Stored data entries
_ _ _ _ _

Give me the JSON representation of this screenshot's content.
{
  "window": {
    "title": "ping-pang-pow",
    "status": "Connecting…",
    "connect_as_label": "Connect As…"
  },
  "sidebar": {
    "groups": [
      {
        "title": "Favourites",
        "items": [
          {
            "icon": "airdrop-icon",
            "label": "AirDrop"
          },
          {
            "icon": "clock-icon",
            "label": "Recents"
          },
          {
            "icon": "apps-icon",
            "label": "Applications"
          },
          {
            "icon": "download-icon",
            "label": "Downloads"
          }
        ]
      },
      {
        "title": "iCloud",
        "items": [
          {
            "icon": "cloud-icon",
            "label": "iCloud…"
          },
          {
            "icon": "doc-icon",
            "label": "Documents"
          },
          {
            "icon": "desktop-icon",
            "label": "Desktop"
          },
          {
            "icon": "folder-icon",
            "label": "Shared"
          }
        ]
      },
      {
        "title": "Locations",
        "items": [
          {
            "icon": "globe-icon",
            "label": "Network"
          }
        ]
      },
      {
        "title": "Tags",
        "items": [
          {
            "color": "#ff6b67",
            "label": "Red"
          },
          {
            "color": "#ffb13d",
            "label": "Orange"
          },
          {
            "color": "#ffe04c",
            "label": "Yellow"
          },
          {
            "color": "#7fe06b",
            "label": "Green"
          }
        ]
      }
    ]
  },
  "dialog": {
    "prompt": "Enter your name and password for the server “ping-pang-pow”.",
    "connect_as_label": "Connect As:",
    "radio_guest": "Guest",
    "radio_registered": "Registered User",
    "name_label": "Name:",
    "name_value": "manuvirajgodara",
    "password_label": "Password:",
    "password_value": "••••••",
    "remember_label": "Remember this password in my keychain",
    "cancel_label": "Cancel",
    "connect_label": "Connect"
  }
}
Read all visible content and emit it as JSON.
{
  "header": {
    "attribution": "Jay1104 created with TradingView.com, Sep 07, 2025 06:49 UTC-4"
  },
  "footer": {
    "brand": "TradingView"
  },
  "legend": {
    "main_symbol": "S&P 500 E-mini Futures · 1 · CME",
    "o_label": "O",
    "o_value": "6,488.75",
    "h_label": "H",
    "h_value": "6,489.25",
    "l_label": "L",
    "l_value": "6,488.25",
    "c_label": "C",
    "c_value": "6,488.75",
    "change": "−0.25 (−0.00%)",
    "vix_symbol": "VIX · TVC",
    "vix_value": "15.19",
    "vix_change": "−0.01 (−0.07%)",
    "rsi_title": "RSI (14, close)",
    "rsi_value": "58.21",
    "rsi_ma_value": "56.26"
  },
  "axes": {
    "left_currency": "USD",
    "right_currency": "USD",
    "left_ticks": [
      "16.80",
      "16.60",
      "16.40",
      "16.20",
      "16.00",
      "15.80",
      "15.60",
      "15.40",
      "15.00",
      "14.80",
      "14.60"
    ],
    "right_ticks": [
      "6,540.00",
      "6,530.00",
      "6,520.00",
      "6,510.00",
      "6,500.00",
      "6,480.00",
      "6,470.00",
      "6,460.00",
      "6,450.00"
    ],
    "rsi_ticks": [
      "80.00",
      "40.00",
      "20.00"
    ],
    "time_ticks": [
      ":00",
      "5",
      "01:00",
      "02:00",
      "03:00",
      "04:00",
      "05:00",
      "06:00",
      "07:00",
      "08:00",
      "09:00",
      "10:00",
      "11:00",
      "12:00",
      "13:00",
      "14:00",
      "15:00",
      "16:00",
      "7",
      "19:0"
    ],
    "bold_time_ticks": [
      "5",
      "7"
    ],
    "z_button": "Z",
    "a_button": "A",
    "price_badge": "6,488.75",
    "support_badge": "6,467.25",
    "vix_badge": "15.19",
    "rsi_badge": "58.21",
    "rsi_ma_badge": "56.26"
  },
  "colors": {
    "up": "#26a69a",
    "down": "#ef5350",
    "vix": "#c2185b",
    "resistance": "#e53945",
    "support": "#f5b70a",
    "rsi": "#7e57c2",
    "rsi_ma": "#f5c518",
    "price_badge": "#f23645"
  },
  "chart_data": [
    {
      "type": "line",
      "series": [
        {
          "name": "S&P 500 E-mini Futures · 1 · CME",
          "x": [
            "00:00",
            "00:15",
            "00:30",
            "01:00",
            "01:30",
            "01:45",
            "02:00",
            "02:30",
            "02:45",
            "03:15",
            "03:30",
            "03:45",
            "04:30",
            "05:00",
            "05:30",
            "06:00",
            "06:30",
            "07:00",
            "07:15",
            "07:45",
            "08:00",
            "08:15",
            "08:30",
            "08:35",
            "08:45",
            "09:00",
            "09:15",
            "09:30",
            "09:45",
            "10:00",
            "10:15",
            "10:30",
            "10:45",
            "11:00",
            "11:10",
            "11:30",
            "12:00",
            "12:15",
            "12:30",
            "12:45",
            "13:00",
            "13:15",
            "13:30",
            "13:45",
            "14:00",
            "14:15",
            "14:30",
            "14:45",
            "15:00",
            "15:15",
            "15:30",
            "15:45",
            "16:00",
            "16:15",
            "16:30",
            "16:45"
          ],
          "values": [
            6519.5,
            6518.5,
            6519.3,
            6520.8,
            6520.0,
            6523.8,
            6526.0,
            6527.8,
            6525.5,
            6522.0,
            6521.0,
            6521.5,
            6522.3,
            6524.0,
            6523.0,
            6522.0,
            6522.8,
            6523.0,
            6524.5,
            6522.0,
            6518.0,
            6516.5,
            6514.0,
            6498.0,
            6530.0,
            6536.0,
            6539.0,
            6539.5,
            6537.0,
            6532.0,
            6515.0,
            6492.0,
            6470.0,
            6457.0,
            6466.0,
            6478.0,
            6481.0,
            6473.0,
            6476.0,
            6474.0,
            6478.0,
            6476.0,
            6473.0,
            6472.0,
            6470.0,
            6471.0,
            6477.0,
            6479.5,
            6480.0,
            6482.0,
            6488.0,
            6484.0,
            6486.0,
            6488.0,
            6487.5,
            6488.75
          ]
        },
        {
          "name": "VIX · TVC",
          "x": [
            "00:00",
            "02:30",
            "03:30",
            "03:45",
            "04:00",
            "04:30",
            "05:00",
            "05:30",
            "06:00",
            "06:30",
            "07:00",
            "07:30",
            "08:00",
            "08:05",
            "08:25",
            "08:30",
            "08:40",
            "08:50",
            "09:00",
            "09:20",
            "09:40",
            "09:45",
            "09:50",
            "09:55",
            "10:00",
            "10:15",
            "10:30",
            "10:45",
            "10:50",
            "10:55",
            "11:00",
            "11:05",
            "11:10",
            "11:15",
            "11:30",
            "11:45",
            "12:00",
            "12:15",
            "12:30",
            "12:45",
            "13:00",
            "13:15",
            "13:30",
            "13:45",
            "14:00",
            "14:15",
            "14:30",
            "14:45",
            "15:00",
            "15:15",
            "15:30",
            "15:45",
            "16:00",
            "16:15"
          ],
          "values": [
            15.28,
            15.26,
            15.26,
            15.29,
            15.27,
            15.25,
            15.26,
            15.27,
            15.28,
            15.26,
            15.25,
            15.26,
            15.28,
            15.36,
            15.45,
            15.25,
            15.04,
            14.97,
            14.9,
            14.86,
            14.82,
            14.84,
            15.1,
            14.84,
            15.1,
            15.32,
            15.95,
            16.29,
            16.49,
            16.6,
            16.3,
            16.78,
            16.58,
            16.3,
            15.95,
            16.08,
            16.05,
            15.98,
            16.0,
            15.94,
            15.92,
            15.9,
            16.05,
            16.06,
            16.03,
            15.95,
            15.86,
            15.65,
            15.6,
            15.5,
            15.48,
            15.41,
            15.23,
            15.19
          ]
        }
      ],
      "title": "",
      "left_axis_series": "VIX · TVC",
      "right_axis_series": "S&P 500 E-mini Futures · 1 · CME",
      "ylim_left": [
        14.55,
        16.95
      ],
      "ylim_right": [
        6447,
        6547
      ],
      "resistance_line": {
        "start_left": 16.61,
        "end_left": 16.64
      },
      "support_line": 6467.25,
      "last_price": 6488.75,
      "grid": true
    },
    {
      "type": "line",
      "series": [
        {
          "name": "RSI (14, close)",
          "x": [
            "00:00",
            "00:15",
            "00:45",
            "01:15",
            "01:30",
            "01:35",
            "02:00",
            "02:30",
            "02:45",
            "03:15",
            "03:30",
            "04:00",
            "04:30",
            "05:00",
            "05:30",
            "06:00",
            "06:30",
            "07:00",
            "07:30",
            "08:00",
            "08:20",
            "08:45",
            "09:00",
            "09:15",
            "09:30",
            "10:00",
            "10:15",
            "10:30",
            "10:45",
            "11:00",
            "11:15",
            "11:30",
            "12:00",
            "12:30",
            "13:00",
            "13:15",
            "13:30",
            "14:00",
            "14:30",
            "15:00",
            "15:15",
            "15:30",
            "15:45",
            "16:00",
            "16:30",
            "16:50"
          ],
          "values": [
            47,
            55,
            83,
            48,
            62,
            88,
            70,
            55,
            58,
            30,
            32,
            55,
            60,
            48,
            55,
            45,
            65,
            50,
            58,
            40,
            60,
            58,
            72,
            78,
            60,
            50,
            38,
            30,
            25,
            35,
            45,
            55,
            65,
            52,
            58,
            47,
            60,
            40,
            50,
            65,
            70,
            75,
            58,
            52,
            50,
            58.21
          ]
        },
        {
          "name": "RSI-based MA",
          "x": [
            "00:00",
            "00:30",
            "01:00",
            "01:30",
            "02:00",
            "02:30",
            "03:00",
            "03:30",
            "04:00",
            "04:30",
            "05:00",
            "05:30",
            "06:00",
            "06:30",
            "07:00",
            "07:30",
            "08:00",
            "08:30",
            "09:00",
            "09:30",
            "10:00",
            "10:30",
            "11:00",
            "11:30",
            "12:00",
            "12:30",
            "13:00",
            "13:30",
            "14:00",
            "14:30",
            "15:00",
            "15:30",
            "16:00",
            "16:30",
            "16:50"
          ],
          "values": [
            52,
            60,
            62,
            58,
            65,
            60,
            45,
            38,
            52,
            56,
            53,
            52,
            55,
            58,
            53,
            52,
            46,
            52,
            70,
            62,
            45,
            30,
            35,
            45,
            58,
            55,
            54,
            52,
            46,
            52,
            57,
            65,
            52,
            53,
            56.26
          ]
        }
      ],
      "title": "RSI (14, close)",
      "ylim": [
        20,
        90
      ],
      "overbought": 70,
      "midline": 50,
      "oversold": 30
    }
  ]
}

_ _ _ _ _

[Exercise aim] Filter out all lines lacking the word "TradingView" and copy the rest.

[The response]
    "attribution": "Jay1104 created with TradingView.com, Sep 07, 2025 06:49 UTC-4"
    "brand": "TradingView"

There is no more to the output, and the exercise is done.